-- start of Data rows --
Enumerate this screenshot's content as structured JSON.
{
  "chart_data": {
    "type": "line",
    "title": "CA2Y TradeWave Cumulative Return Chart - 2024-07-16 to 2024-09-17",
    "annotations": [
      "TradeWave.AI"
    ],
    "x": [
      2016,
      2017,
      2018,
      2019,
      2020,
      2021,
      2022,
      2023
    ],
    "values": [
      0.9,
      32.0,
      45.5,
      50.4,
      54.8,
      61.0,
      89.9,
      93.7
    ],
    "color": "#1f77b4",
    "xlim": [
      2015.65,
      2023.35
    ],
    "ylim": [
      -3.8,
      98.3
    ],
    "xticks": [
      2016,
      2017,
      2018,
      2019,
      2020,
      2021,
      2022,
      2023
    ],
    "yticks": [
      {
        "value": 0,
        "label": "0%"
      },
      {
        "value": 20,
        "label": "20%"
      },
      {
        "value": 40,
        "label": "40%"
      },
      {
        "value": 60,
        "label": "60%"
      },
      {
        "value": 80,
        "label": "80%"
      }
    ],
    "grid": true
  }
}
-- end of Data rows --
Required work
Reply with one number: the count of lines in the entries that include the word "TradeWave".

Complete response
2